Goal of the exercise ▸ Look for the string "JSON" in the lines and copy each line that has it.

──────── Information shown ────────

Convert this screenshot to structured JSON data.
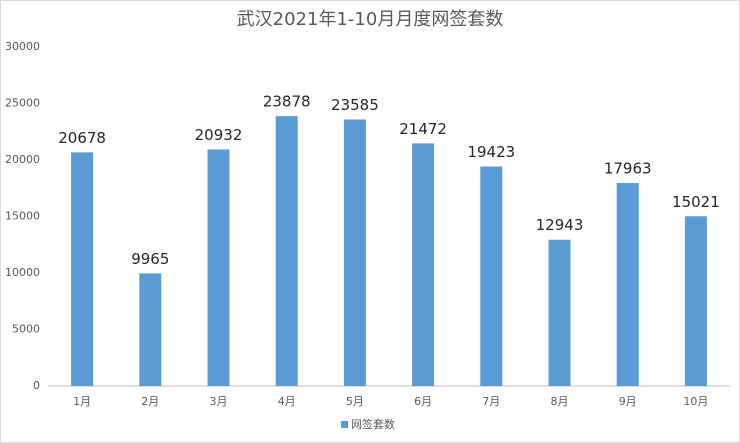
{
  "chart_data": {
    "type": "bar",
    "title": "武汉2021年1-10月月度网签套数",
    "categories": [
      "1月",
      "2月",
      "3月",
      "4月",
      "5月",
      "6月",
      "7月",
      "8月",
      "9月",
      "10月"
    ],
    "series": [
      {
        "name": "网签套数",
        "color": "#5b9bd5",
        "values": [
          20678,
          9965,
          20932,
          23878,
          23585,
          21472,
          19423,
          12943,
          17963,
          15021
        ]
      }
    ],
    "ylim": [
      0,
      30000
    ],
    "yticks": [
      0,
      5000,
      10000,
      15000,
      20000,
      25000,
      30000
    ],
    "grid": false,
    "legend": "bottom"
  }
}
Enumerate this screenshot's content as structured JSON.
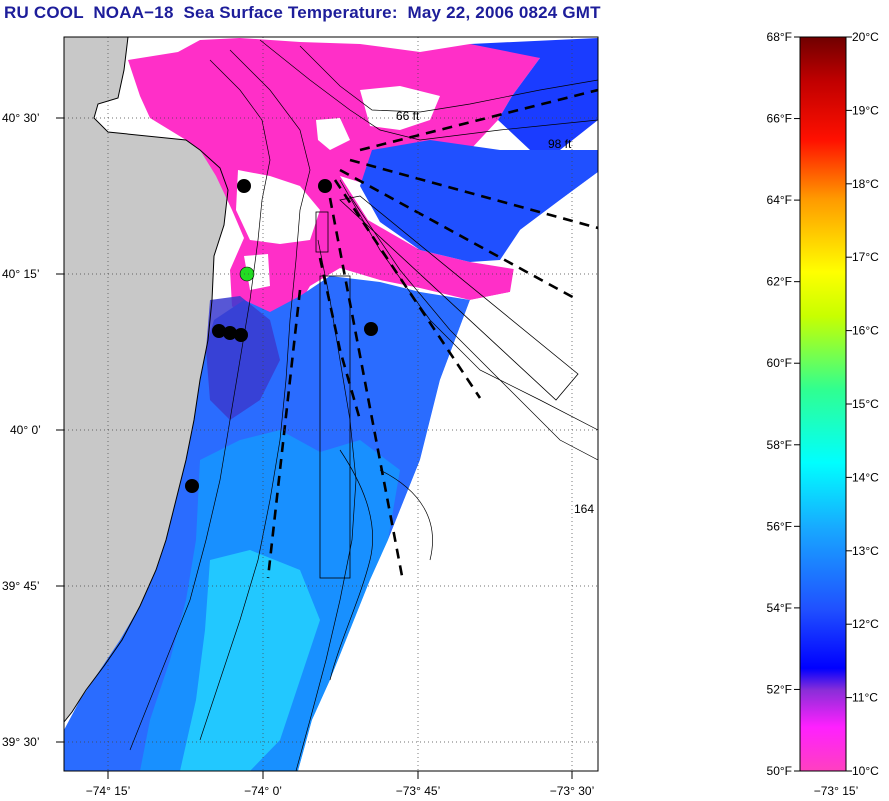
{
  "title": "RU COOL  NOAA−18  Sea Surface Temperature:  May 22, 2006 0824 GMT",
  "map": {
    "lat_labels": [
      "40° 30’",
      "40° 15’",
      "40° 0’",
      "39° 45’",
      "39° 30’"
    ],
    "lon_labels": [
      "−74° 15’",
      "−74° 0’",
      "−73° 45’",
      "−73° 30’",
      "−73° 15’"
    ],
    "contour_labels": [
      "66 ft",
      "98 ft",
      "164"
    ],
    "colors": {
      "land": "#c8c8c8",
      "cloud": "#ffffff",
      "marker": "#000000",
      "marker_highlight": "#22dd22"
    }
  },
  "colorbar": {
    "f_labels": [
      "68°F",
      "66°F",
      "64°F",
      "62°F",
      "60°F",
      "58°F",
      "56°F",
      "54°F",
      "52°F",
      "50°F"
    ],
    "c_labels": [
      "20°C",
      "19°C",
      "18°C",
      "17°C",
      "16°C",
      "15°C",
      "14°C",
      "13°C",
      "12°C",
      "11°C",
      "10°C"
    ]
  }
}
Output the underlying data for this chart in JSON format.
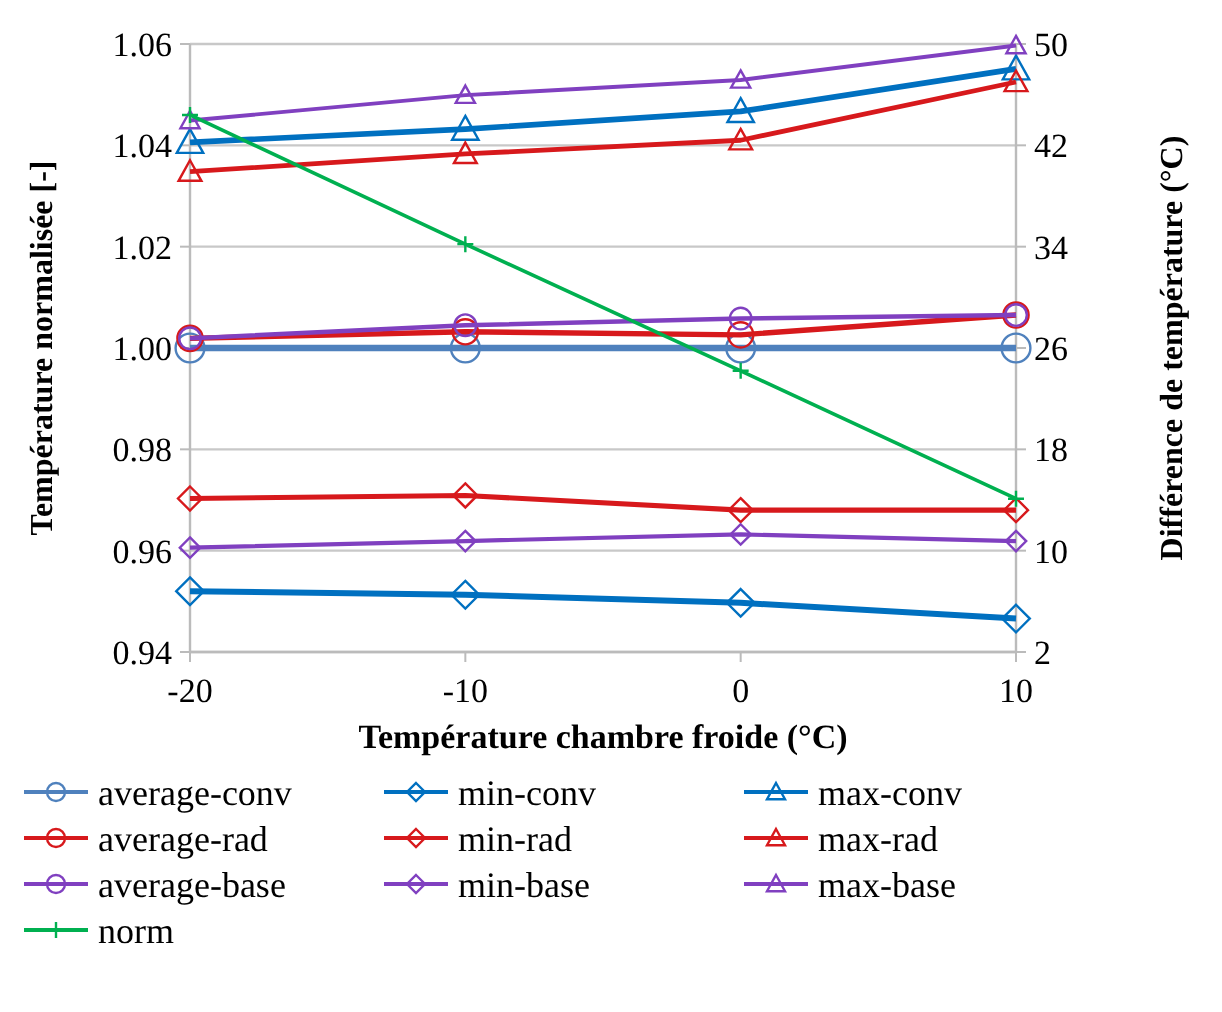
{
  "chart_data": {
    "type": "line",
    "xlabel": "Température chambre froide (°C)",
    "ylabel": "Température normalisée [-]",
    "y2label": "Différence de température (°C)",
    "x": [
      -20,
      -10,
      0,
      10
    ],
    "xlim": [
      -20,
      10
    ],
    "xticks": [
      -20,
      -10,
      0,
      10
    ],
    "ylim": [
      0.94,
      1.06
    ],
    "yticks": [
      {
        "value": 0.94,
        "label": "0.94"
      },
      {
        "value": 0.96,
        "label": "0.96"
      },
      {
        "value": 0.98,
        "label": "0.98"
      },
      {
        "value": 1.0,
        "label": "1.00"
      },
      {
        "value": 1.02,
        "label": "1.02"
      },
      {
        "value": 1.04,
        "label": "1.04"
      },
      {
        "value": 1.06,
        "label": "1.06"
      }
    ],
    "y2lim": [
      2,
      50
    ],
    "y2ticks": [
      2,
      10,
      18,
      26,
      34,
      42,
      50
    ],
    "grid": "y",
    "legend": "bottom",
    "series": [
      {
        "name": "average-conv",
        "color": "#4f81bd",
        "marker": "circle",
        "values": [
          1.0,
          1.0,
          1.0,
          1.0
        ]
      },
      {
        "name": "min-conv",
        "color": "#0070c0",
        "marker": "diamond",
        "values": [
          0.952,
          0.9513,
          0.9497,
          0.9466
        ]
      },
      {
        "name": "max-conv",
        "color": "#0070c0",
        "marker": "triangle",
        "values": [
          1.0406,
          1.0432,
          1.0467,
          1.0551
        ]
      },
      {
        "name": "average-rad",
        "color": "#d7191c",
        "marker": "circle",
        "values": [
          1.0019,
          1.0032,
          1.0026,
          1.0065
        ]
      },
      {
        "name": "min-rad",
        "color": "#d7191c",
        "marker": "diamond",
        "values": [
          0.9703,
          0.9709,
          0.968,
          0.968
        ]
      },
      {
        "name": "max-rad",
        "color": "#d7191c",
        "marker": "triangle",
        "values": [
          1.0348,
          1.0383,
          1.041,
          1.0525
        ]
      },
      {
        "name": "average-base",
        "color": "#8040c0",
        "marker": "circle",
        "values": [
          1.0019,
          1.0045,
          1.0058,
          1.0065
        ]
      },
      {
        "name": "min-base",
        "color": "#8040c0",
        "marker": "diamond",
        "values": [
          0.9606,
          0.9619,
          0.9632,
          0.9619
        ]
      },
      {
        "name": "max-base",
        "color": "#8040c0",
        "marker": "triangle",
        "values": [
          1.0449,
          1.0499,
          1.0529,
          1.0597
        ]
      },
      {
        "name": "norm",
        "color": "#00b050",
        "marker": "cross",
        "axis": "y2",
        "values": [
          44.4,
          34.2,
          24.2,
          14.1
        ]
      }
    ]
  }
}
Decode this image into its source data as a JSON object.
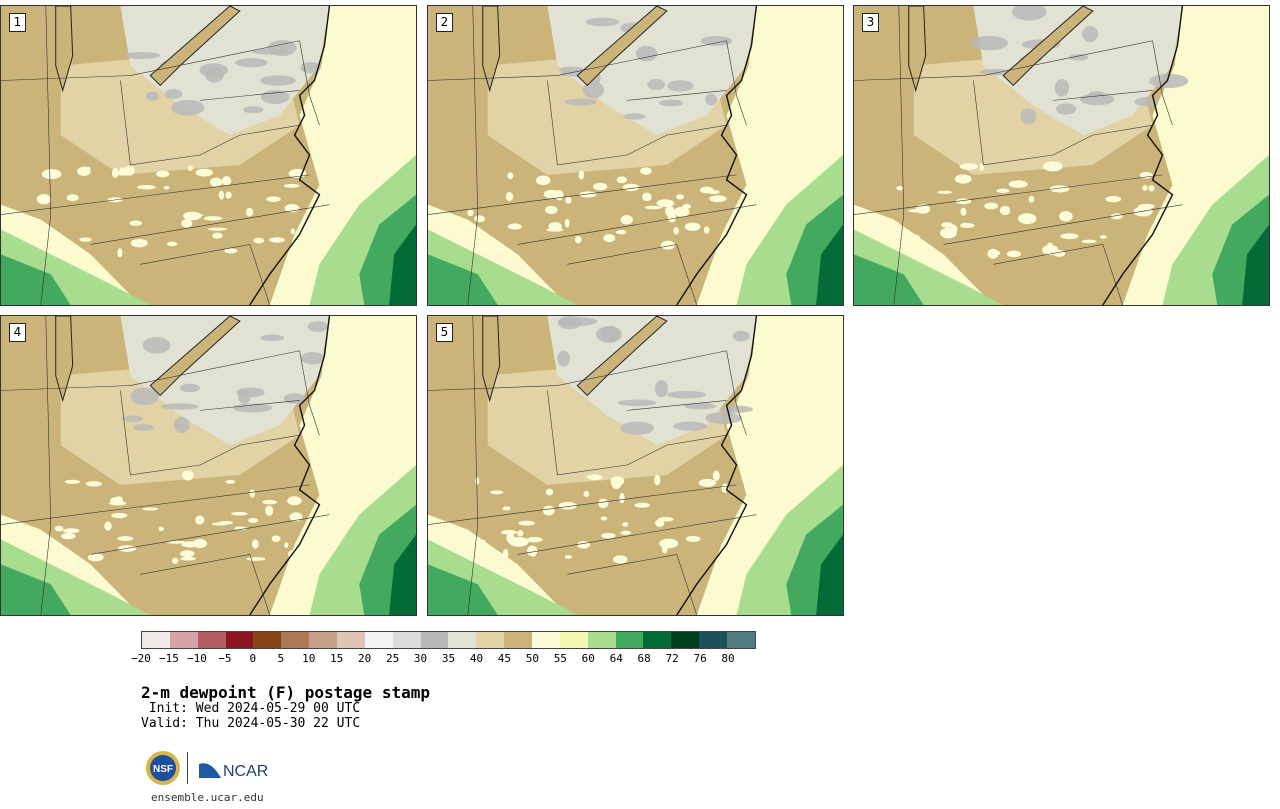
{
  "panels": [
    {
      "label": "1"
    },
    {
      "label": "2"
    },
    {
      "label": "3"
    },
    {
      "label": "4"
    },
    {
      "label": "5"
    }
  ],
  "colorbar": {
    "ticks": [
      "−20",
      "−15",
      "−10",
      "−5",
      "0",
      "5",
      "10",
      "15",
      "20",
      "25",
      "30",
      "35",
      "40",
      "45",
      "50",
      "55",
      "60",
      "64",
      "68",
      "72",
      "76",
      "80"
    ],
    "colors": [
      "#f3e8e8",
      "#d4a3a7",
      "#b25e61",
      "#8c1520",
      "#8a4514",
      "#ad7855",
      "#c8a08a",
      "#e0c4b4",
      "#f2f2f2",
      "#dcdcdc",
      "#b9b9b9",
      "#e2e2d4",
      "#e2d3a6",
      "#cbb47a",
      "#fdfcd9",
      "#f5f7b0",
      "#a8dc8e",
      "#43a95f",
      "#036b35",
      "#01401f",
      "#1a5056",
      "#4f7d80"
    ]
  },
  "title": "2-m dewpoint (F) postage stamp",
  "init": " Init: Wed 2024-05-29 00 UTC",
  "valid": "Valid: Thu 2024-05-30 22 UTC",
  "logos": {
    "nsf": "NSF",
    "ncar": "NCAR"
  },
  "website": "ensemble.ucar.edu"
}
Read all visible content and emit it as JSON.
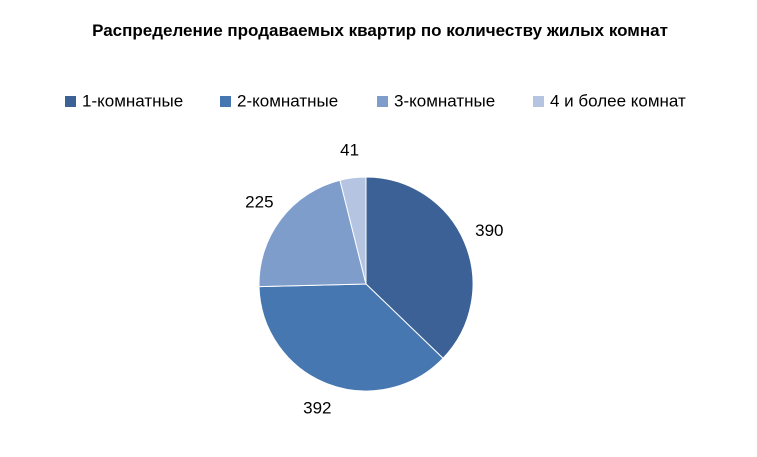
{
  "chart_data": {
    "type": "pie",
    "title": "Распределение продаваемых квартир по количеству жилых комнат",
    "categories": [
      "1-комнатные",
      "2-комнатные",
      "3-комнатные",
      "4 и более комнат"
    ],
    "values": [
      390,
      392,
      225,
      41
    ],
    "colors": [
      "#3b6196",
      "#4677b1",
      "#7f9dcb",
      "#b4c4e1"
    ],
    "legend": "top"
  }
}
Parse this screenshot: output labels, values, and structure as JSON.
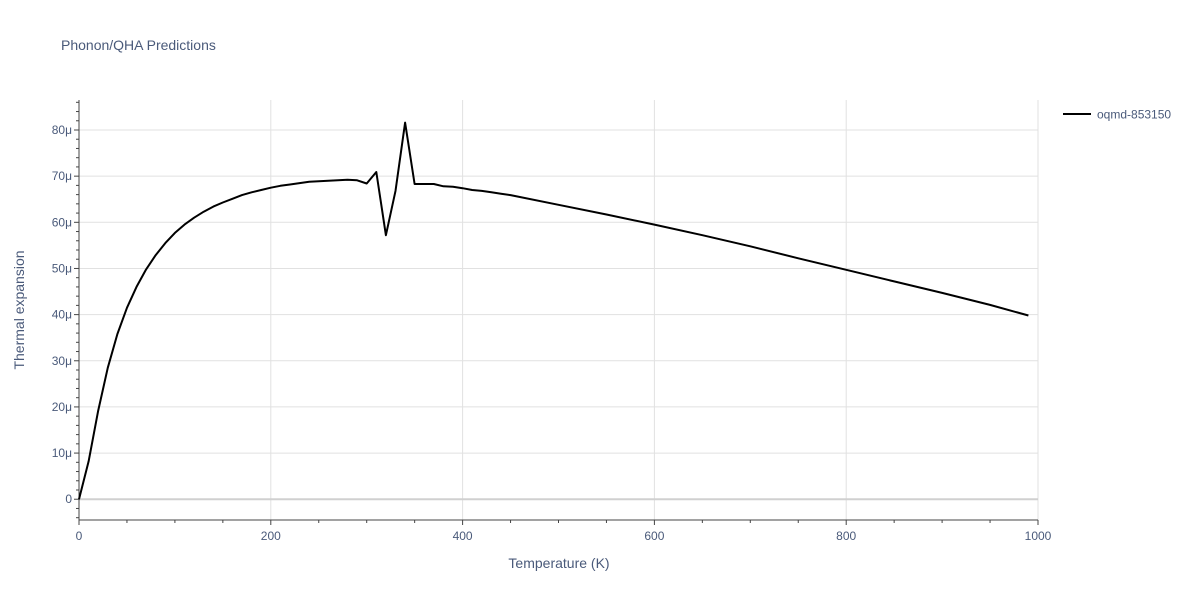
{
  "chart_data": {
    "type": "line",
    "title": "Phonon/QHA Predictions",
    "xlabel": "Temperature (K)",
    "ylabel": "Thermal expansion",
    "xlim": [
      0,
      1000
    ],
    "ylim": [
      -4.5e-06,
      8.65e-05
    ],
    "x_ticks": [
      0,
      200,
      400,
      600,
      800,
      1000
    ],
    "x_tick_labels": [
      "0",
      "200",
      "400",
      "600",
      "800",
      "1000"
    ],
    "y_ticks": [
      0,
      1e-05,
      2e-05,
      3e-05,
      4e-05,
      5e-05,
      6e-05,
      7e-05,
      8e-05
    ],
    "y_tick_labels": [
      "0",
      "10μ",
      "20μ",
      "30μ",
      "40μ",
      "50μ",
      "60μ",
      "70μ",
      "80μ"
    ],
    "grid": true,
    "legend_position": "top-right",
    "series": [
      {
        "name": "oqmd-853150",
        "color": "#000000",
        "x": [
          0,
          10,
          20,
          30,
          40,
          50,
          60,
          70,
          80,
          90,
          100,
          110,
          120,
          130,
          140,
          150,
          160,
          170,
          180,
          190,
          200,
          210,
          220,
          230,
          240,
          250,
          260,
          270,
          280,
          290,
          300,
          310,
          320,
          330,
          340,
          350,
          360,
          370,
          380,
          390,
          400,
          410,
          420,
          430,
          440,
          450,
          500,
          550,
          600,
          650,
          700,
          750,
          800,
          850,
          900,
          950,
          990
        ],
        "y": [
          0.0,
          8.2e-06,
          1.92e-05,
          2.85e-05,
          3.58e-05,
          4.15e-05,
          4.6e-05,
          4.98e-05,
          5.29e-05,
          5.55e-05,
          5.77e-05,
          5.95e-05,
          6.1e-05,
          6.23e-05,
          6.34e-05,
          6.43e-05,
          6.51e-05,
          6.59e-05,
          6.65e-05,
          6.7e-05,
          6.75e-05,
          6.79e-05,
          6.82e-05,
          6.85e-05,
          6.88e-05,
          6.89e-05,
          6.9e-05,
          6.91e-05,
          6.92e-05,
          6.91e-05,
          6.84e-05,
          7.09e-05,
          5.72e-05,
          6.68e-05,
          8.16e-05,
          6.83e-05,
          6.83e-05,
          6.83e-05,
          6.78e-05,
          6.77e-05,
          6.74e-05,
          6.7e-05,
          6.68e-05,
          6.65e-05,
          6.62e-05,
          6.59e-05,
          6.38e-05,
          6.17e-05,
          5.95e-05,
          5.72e-05,
          5.48e-05,
          5.22e-05,
          4.97e-05,
          4.72e-05,
          4.47e-05,
          4.21e-05,
          3.98e-05
        ]
      }
    ]
  }
}
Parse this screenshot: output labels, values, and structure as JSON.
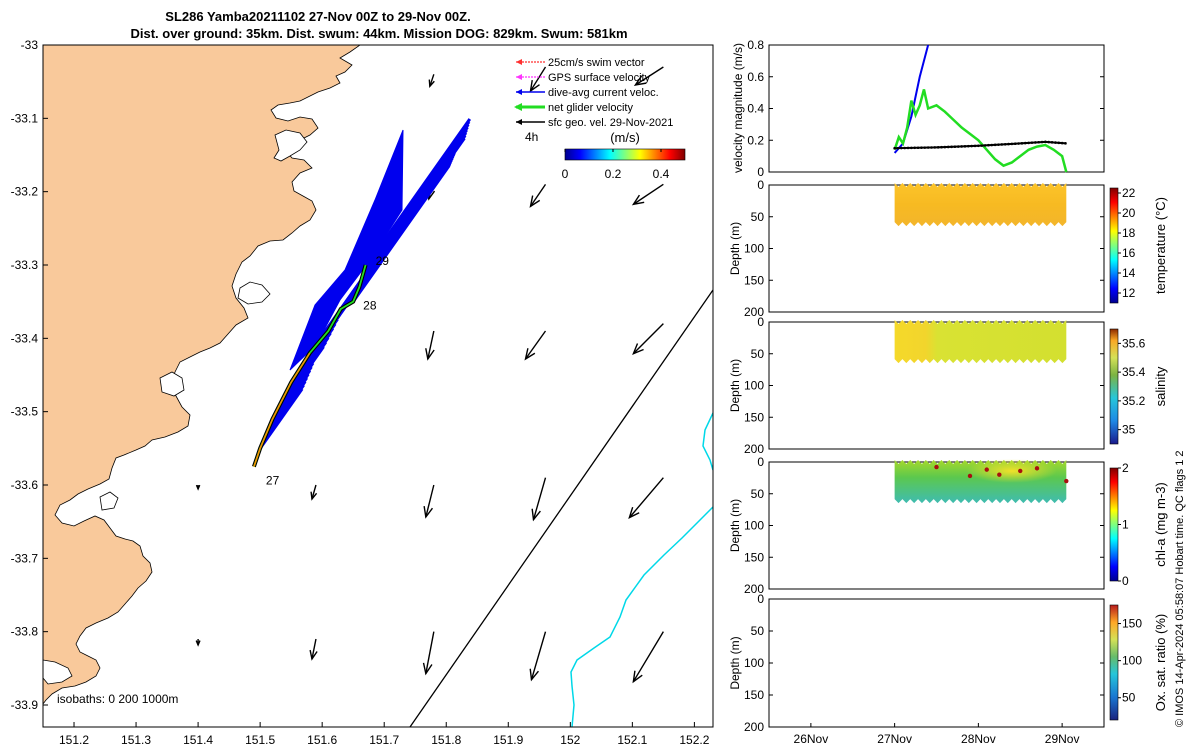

────────

Solution to this problem ▸
Convert this screenshot to structured JSON data.
Enumerate this screenshot's content as structured JSON.
Output the underlying data for this chart in JSON format.
Decode this image into its source data as a JSON object.
Read all visible content and emit it as JSON.
Parse this screenshot: output labels, values, and structure as JSON.
Parse this screenshot: output labels, values, and structure as JSON.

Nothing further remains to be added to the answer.